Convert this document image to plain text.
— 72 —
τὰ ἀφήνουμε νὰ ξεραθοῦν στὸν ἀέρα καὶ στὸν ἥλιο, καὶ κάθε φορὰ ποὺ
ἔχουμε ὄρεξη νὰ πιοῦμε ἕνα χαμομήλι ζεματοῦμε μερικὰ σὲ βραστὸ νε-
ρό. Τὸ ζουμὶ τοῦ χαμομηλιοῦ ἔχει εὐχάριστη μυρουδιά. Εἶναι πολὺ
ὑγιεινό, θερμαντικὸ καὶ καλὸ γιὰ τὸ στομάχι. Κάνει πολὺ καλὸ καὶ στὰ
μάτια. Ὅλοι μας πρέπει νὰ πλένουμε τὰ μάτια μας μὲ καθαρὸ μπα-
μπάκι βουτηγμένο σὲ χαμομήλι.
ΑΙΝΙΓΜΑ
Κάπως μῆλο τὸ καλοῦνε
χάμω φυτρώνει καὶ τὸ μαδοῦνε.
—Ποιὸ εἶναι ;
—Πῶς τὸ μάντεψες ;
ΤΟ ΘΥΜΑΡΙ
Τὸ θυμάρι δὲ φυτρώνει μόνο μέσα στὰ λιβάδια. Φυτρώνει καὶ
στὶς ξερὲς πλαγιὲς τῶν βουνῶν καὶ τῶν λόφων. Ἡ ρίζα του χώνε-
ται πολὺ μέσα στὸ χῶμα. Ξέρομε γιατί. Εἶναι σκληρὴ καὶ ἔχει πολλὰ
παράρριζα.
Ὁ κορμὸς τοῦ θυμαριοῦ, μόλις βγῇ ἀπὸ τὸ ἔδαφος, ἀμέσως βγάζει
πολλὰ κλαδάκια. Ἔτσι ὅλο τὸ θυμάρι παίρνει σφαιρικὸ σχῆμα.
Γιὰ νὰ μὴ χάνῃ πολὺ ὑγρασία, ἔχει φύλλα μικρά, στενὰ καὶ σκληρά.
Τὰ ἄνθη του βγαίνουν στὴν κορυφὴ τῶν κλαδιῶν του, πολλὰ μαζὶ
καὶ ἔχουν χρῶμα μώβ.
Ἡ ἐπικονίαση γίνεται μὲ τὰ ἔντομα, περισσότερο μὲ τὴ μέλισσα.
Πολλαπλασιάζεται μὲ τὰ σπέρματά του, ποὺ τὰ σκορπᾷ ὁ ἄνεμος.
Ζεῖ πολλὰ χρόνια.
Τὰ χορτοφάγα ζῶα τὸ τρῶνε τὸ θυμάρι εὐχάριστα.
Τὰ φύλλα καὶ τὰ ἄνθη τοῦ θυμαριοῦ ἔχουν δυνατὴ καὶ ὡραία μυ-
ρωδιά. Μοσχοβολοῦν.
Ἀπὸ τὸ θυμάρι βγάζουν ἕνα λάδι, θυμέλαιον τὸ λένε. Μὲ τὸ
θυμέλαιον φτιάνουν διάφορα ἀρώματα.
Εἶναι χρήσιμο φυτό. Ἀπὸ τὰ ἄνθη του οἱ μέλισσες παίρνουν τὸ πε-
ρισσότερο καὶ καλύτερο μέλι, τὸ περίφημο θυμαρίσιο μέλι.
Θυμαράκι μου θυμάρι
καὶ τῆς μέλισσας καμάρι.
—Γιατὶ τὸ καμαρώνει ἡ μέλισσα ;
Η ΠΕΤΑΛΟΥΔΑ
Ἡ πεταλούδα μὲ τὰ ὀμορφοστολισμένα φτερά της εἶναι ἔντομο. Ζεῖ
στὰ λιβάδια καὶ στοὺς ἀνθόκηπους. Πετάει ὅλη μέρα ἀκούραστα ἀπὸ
□ □ □ □
- PROBLEM TO SOLVE -
Look through the records and gather each line with the word "θυμάρι".

- ANSWER FOR THE TASK -
Τὸ θυμάρι δὲ φυτρώνει μόνο μέσα στὰ λιβάδια. Φυτρώνει καὶ
πολλὰ κλαδάκια. Ἔτσι ὅλο τὸ θυμάρι παίρνει σφαιρικὸ σχῆμα.
Τὰ χορτοφάγα ζῶα τὸ τρῶνε τὸ θυμάρι εὐχάριστα.
Ἀπὸ τὸ θυμάρι βγάζουν ἕνα λάδι, θυμέλαιον τὸ λένε. Μὲ τὸ
Θυμαράκι μου θυμάρι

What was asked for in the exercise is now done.